(Saved entries)
• • • • • • •

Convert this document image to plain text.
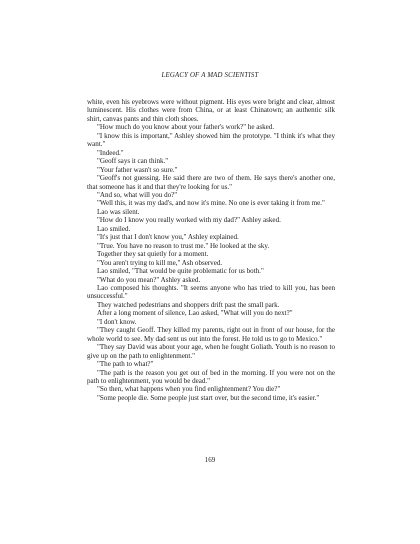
LEGACY OF A MAD SCIENTIST

white, even his eyebrows were without pigment. His eyes were bright and clear, almost luminescent. His clothes were from China, or at least Chinatown; an authentic silk shirt, canvas pants and thin cloth shoes.

"How much do you know about your father's work?" he asked.

"I know this is important," Ashley showed him the prototype. "I think it's what they want."

"Indeed."

"Geoff says it can think."

"Your father wasn't so sure."

"Geoff's not guessing. He said there are two of them. He says there's another one, that someone has it and that they're looking for us."

"And so, what will you do?"

"Well this, it was my dad's, and now it's mine. No one is ever taking it from me."

Lao was silent.

"How do I know you really worked with my dad?" Ashley asked.

Lao smiled.

"It's just that I don't know you," Ashley explained.

"True. You have no reason to trust me." He looked at the sky.

Together they sat quietly for a moment.

"You aren't trying to kill me," Ash observed.

Lao smiled, "That would be quite problematic for us both."

"What do you mean?" Ashley asked.

Lao composed his thoughts. "It seems anyone who has tried to kill you, has been unsuccessful."

They watched pedestrians and shoppers drift past the small park.

After a long moment of silence, Lao asked, "What will you do next?"

"I don't know.

"They caught Geoff. They killed my parents, right out in front of our house, for the whole world to see. My dad sent us out into the forest. He told us to go to Mexico."

"They say David was about your age, when he fought Goliath. Youth is no reason to give up on the path to enlightenment."

"The path to what?"

"The path is the reason you get out of bed in the morning. If you were not on the path to enlightenment, you would be dead."

"So then, what happens when you find enlightenment? You die?"

"Some people die. Some people just start over, but the second time, it's easier."

169
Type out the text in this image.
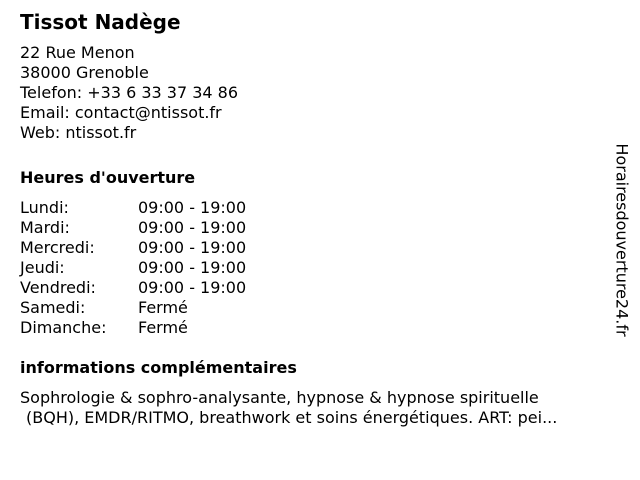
Tissot Nadège
22 Rue Menon
38000 Grenoble
Telefon: +33 6 33 37 34 86
Email: contact@ntissot.fr
Web: ntissot.fr
Heures d'ouverture
Lundi:	09:00 - 19:00
Mardi:	09:00 - 19:00
Mercredi:	09:00 - 19:00
Jeudi:	09:00 - 19:00
Vendredi:	09:00 - 19:00
Samedi:	Fermé
Dimanche:	Fermé
informations complémentaires
Sophrologie & sophro-analysante, hypnose & hypnose spirituelle
(BQH), EMDR/RITMO, breathwork et soins énergétiques. ART: pei...
Horairesdouverture24.fr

• • • • • • •

SET EXERCISE
Looking at the data above, how many lines hold the word "about"? Respond with the number alone.

FINISHED TASK
2